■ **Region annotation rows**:
*****

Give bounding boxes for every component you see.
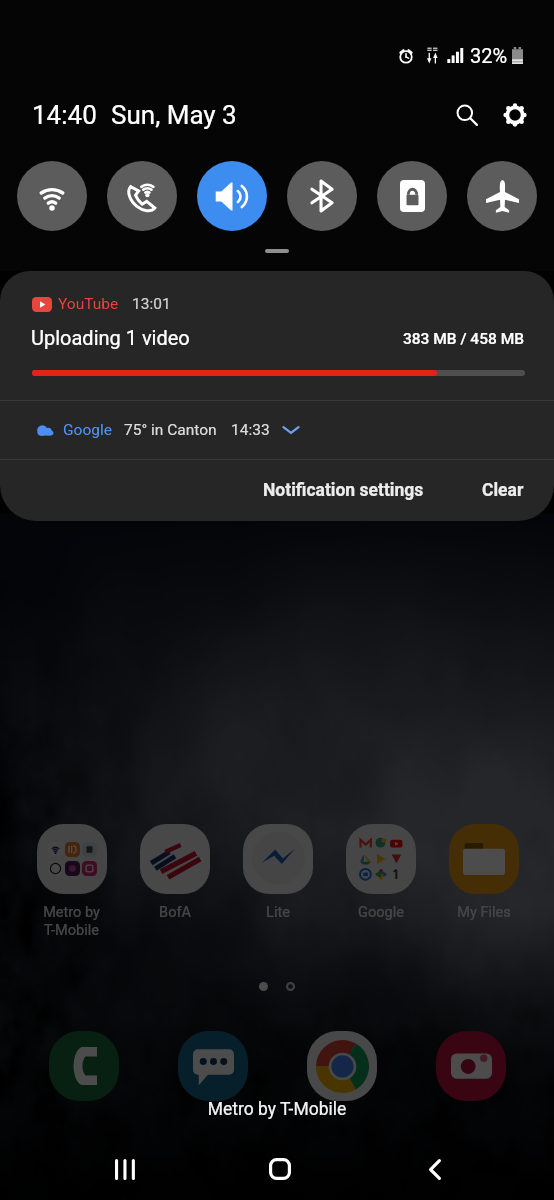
button[interactable]: Chrome — [277, 1030, 406, 1102]
staticText: 14:33 — [231, 421, 270, 439]
button[interactable]: Notification settings — [253, 466, 434, 515]
button[interactable]: BofA — [123, 824, 226, 921]
staticText: Metro by T-Mobile — [43, 904, 100, 939]
staticText: 32% — [470, 44, 508, 67]
button[interactable]: Clear — [472, 466, 534, 515]
button[interactable]: My Files — [432, 824, 535, 921]
staticText: Google — [358, 904, 404, 921]
staticText: Notification settings — [263, 480, 424, 501]
staticText: 14:40 — [32, 100, 97, 130]
button[interactable]: Wi-Fi — [17, 161, 87, 231]
button[interactable]: Settings — [496, 96, 534, 134]
staticText: Sun, May 3 — [111, 100, 237, 130]
button[interactable]: Device lock — [377, 161, 447, 231]
button[interactable]: Wi-Fi calling — [107, 161, 177, 231]
button[interactable]: Home — [240, 1129, 320, 1200]
button[interactable]: YouTube — [0, 271, 554, 400]
button[interactable]: Airplane mode — [467, 161, 537, 231]
staticText: Clear — [482, 480, 524, 501]
staticText: Google — [63, 421, 112, 439]
staticText: 383 MB / 458 MB — [403, 330, 524, 348]
staticText: YouTube — [58, 295, 119, 313]
staticText: BofA — [159, 904, 191, 921]
staticText: My Files — [457, 904, 511, 921]
button[interactable]: Bluetooth — [287, 161, 357, 231]
button[interactable]: Sound — [197, 161, 267, 231]
staticText: Lite — [266, 904, 290, 921]
button[interactable]: Messages — [148, 1030, 277, 1102]
button[interactable]: Back — [395, 1129, 475, 1200]
staticText: Uploading 1 video — [31, 326, 190, 349]
button[interactable]: Google — [0, 401, 554, 459]
button[interactable]: Lite — [226, 824, 329, 921]
button[interactable]: Metro by T-Mobile — [20, 824, 123, 939]
button[interactable]: Search — [448, 96, 486, 134]
button[interactable]: Camera — [406, 1030, 535, 1102]
staticText: Metro by T-Mobile — [0, 1099, 554, 1120]
staticText: 13:01 — [132, 295, 171, 313]
button[interactable]: Phone — [19, 1030, 148, 1102]
button[interactable]: Recents — [85, 1129, 165, 1200]
staticText: 75° in Canton — [124, 421, 217, 439]
button[interactable]: Google — [329, 824, 432, 921]
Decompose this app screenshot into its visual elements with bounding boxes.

*****

■ **BRIEF**:
Please retype the rows above, everything from the line containing "button[interactable]: Chrome —" down to the line containing "staticText: Clear — [482, 480, 524, 501]", with both of those lines included.

■ **REPLY**:
button[interactable]: Chrome — [277, 1030, 406, 1102]
staticText: 14:33 — [231, 421, 270, 439]
button[interactable]: Notification settings — [253, 466, 434, 515]
button[interactable]: BofA — [123, 824, 226, 921]
staticText: Metro by T-Mobile — [43, 904, 100, 939]
staticText: 32% — [470, 44, 508, 67]
button[interactable]: Clear — [472, 466, 534, 515]
button[interactable]: My Files — [432, 824, 535, 921]
staticText: Google — [358, 904, 404, 921]
staticText: Notification settings — [263, 480, 424, 501]
staticText: 14:40 — [32, 100, 97, 130]
button[interactable]: Wi-Fi — [17, 161, 87, 231]
button[interactable]: Settings — [496, 96, 534, 134]
staticText: Sun, May 3 — [111, 100, 237, 130]
button[interactable]: Device lock — [377, 161, 447, 231]
button[interactable]: Wi-Fi calling — [107, 161, 177, 231]
button[interactable]: Home — [240, 1129, 320, 1200]
button[interactable]: YouTube — [0, 271, 554, 400]
button[interactable]: Airplane mode — [467, 161, 537, 231]
staticText: Clear — [482, 480, 524, 501]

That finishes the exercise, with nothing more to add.